RECORDED DATA:
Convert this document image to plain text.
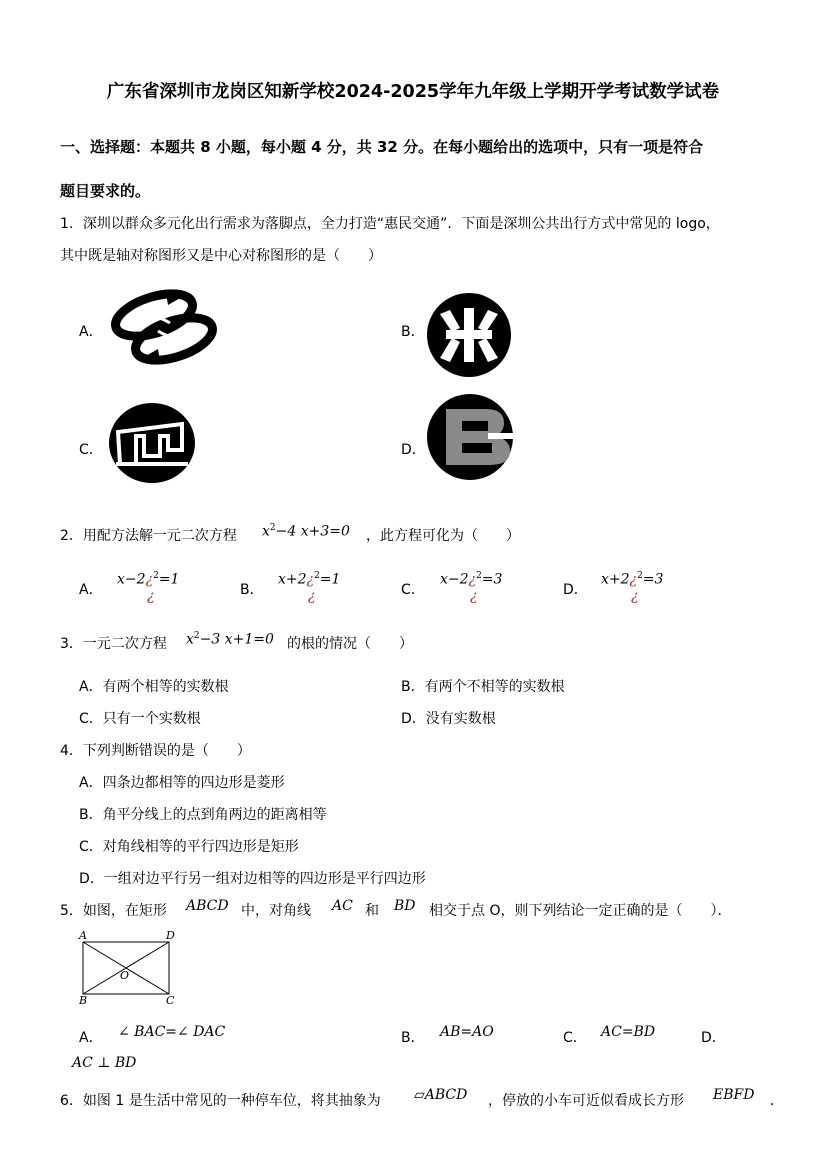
广东省深圳市龙岗区知新学校2024-2025学年九年级上学期开学考试数学试卷
一、选择题：本题共 8 小题，每小题 4 分，共 32 分。在每小题给出的选项中，只有一项是符合
题目要求的。
1．深圳以群众多元化出行需求为落脚点，全力打造“惠民交通”．下面是深圳公共出行方式中常见的 logo，
其中既是轴对称图形又是中心对称图形的是（　　）
A．	B．
C．	D．
2．用配方法解一元二次方程 $x^2-4$ x+3=0 ，此方程可化为（　　）
A．
x−2¿$^2$=1
¿	B．
x+2¿$^2$=1
¿	C．
x−2¿$^2$=3
¿	D．
x+2¿$^2$=3
¿
3．一元二次方程 $x^2-3$ x+1=0 的根的情况（　　）
A．有两个相等的实数根	B．有两个不相等的实数根
C．只有一个实数根	D．没有实数根
4．下列判断错误的是（　　）
A．四条边都相等的四边形是菱形
B．角平分线上的点到角两边的距离相等
C．对角线相等的平行四边形是矩形
D．一组对边平行另一组对边相等的四边形是平行四边形
5．如图，在矩形 ABCD 中，对角线 AC 和 BD 相交于点 O，则下列结论一定正确的是（　　）．
A	D
O
B	C
A． ∠ BAC=∠ DAC	B． AB=AO	C． AC=BD	D．
AC ⊥ BD
6．如图 1 是生活中常见的一种停车位，将其抽象为 ▱ABCD ，停放的小车可近似看成长方形 EBFD ．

TASK TO CARRY OUT: Identify and copy the lines holding the word "ABCD".

THE REPLY:
5．如图，在矩形 ABCD 中，对角线 AC 和 BD 相交于点 O，则下列结论一定正确的是（　　）．
6．如图 1 是生活中常见的一种停车位，将其抽象为 ▱ABCD ，停放的小车可近似看成长方形 EBFD ．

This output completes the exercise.